-- START OF Record set --
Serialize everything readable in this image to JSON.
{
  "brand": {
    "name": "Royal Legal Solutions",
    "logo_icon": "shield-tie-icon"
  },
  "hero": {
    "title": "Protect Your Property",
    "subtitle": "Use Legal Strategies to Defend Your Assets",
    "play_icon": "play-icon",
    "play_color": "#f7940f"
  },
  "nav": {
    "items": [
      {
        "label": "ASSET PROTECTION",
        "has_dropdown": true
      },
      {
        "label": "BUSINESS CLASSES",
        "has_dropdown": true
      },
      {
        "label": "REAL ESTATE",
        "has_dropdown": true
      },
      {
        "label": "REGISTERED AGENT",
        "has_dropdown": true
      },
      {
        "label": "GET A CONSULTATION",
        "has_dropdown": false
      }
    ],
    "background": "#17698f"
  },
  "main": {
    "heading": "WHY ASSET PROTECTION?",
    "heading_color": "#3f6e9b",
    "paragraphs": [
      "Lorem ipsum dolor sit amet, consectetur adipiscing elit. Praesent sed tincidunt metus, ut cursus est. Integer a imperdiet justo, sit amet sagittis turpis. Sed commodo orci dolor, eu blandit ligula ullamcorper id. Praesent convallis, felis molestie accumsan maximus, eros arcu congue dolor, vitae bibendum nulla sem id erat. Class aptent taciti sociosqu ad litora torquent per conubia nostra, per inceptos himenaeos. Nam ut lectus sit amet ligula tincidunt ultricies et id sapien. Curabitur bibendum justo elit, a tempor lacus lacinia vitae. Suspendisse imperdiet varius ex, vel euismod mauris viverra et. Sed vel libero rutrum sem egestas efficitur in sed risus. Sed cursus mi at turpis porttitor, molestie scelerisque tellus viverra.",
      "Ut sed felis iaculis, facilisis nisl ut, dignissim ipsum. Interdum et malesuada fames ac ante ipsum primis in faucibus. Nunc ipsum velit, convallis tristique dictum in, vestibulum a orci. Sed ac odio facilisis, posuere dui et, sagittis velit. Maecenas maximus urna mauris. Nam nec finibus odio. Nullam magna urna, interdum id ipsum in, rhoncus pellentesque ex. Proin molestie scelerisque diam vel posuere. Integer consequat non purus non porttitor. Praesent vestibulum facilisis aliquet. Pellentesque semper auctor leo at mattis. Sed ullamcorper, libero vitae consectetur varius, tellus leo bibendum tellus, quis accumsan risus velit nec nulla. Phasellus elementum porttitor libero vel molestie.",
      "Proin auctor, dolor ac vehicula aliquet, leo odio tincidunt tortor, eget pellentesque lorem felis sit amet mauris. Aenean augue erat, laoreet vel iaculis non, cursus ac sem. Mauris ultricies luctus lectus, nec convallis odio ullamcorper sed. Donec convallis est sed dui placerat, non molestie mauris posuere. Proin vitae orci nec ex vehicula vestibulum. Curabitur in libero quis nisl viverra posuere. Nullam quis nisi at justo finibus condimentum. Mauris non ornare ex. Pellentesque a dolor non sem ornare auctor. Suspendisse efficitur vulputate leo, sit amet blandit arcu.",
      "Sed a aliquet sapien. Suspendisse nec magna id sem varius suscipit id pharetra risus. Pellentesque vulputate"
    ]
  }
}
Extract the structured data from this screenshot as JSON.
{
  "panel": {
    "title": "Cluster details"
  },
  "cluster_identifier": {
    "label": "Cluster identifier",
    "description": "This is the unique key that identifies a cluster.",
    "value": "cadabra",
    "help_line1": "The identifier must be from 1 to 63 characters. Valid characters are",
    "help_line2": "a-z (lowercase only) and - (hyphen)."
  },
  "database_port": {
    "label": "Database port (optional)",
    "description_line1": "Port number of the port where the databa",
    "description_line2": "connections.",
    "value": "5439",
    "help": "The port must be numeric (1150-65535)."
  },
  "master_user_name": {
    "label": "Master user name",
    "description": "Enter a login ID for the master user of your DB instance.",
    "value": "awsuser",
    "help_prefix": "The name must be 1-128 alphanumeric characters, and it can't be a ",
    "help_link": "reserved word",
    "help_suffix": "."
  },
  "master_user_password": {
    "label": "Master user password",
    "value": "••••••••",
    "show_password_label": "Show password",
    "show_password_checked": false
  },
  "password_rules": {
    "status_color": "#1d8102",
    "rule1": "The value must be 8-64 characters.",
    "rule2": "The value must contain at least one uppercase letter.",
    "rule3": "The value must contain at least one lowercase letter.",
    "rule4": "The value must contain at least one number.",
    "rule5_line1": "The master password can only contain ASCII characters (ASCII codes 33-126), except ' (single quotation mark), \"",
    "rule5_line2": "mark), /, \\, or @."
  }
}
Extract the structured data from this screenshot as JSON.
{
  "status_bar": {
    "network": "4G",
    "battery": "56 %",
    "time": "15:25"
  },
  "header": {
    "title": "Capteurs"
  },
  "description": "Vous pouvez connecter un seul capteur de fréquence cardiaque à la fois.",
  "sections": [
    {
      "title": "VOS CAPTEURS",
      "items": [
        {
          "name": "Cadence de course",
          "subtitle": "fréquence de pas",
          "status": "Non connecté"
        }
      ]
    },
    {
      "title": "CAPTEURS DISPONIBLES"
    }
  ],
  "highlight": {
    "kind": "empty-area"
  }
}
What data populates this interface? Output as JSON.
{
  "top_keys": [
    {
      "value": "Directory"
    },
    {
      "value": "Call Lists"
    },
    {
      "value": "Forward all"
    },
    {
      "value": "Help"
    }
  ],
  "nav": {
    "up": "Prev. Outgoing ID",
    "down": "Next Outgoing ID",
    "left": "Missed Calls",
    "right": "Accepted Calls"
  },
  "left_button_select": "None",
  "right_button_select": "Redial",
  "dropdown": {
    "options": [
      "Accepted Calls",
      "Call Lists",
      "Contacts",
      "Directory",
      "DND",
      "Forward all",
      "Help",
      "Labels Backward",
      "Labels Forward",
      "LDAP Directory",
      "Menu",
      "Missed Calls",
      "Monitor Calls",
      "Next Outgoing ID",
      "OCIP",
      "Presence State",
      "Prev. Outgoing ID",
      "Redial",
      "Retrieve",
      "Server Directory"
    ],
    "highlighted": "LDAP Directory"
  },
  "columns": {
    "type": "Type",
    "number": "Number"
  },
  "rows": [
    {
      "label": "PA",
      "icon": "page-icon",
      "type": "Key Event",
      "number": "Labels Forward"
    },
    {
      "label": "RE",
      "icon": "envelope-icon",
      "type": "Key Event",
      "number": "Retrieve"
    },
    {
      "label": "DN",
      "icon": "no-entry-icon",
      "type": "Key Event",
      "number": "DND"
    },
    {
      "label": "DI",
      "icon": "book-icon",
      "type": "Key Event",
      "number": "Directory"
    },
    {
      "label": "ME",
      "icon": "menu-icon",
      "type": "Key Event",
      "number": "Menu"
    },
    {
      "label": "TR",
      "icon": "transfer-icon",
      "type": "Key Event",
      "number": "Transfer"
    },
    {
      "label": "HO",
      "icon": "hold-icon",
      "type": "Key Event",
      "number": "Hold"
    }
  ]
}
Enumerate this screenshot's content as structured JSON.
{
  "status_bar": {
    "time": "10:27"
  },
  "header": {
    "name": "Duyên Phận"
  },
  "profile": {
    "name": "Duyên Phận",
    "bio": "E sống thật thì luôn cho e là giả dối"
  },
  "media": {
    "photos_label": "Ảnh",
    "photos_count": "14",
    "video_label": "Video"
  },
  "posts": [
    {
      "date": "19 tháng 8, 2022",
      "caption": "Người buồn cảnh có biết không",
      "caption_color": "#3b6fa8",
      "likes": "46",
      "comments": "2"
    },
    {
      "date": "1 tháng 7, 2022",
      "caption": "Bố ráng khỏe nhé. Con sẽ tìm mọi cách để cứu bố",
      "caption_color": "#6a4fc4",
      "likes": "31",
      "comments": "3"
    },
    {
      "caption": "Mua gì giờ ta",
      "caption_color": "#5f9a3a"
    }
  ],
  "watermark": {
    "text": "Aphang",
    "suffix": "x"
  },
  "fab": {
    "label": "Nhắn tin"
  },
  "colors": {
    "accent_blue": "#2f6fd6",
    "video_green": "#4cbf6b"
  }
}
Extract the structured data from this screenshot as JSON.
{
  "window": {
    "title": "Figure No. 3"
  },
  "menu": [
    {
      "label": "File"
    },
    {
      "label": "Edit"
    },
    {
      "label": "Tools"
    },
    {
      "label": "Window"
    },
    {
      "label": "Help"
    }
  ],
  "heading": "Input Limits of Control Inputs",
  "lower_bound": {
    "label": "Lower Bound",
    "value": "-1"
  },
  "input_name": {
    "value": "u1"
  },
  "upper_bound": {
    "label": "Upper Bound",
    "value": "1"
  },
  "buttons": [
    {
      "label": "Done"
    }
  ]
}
-- END OF Record set --
- Written exercise: Find the string "justo" in the listing and return every line that holds it.

- Answer to this task:
      "Lorem ipsum dolor sit amet, consectetur adipiscing elit. Praesent sed tincidunt metus, ut cursus est. Integer a imperdiet justo, sit amet sagittis turpis. Sed commodo orci dolor, eu blandit ligula ullamcorper id. Praesent convallis, felis molestie accumsan maximus, eros arcu congue dolor, vitae bibendum nulla sem id erat. Class aptent taciti sociosqu ad litora torquent per conubia nostra, per inceptos himenaeos. Nam ut lectus sit amet ligula tincidunt ultricies et id sapien. Curabitur bibendum justo elit, a tempor lacus lacinia vitae. Suspendisse imperdiet varius ex, vel euismod mauris viverra et. Sed vel libero rutrum sem egestas efficitur in sed risus. Sed cursus mi at turpis porttitor, molestie scelerisque tellus viverra.",
      "Proin auctor, dolor ac vehicula aliquet, leo odio tincidunt tortor, eget pellentesque lorem felis sit amet mauris. Aenean augue erat, laoreet vel iaculis non, cursus ac sem. Mauris ultricies luctus lectus, nec convallis odio ullamcorper sed. Donec convallis est sed dui placerat, non molestie mauris posuere. Proin vitae orci nec ex vehicula vestibulum. Curabitur in libero quis nisl viverra posuere. Nullam quis nisi at justo finibus condimentum. Mauris non ornare ex. Pellentesque a dolor non sem ornare auctor. Suspendisse efficitur vulputate leo, sit amet blandit arcu.",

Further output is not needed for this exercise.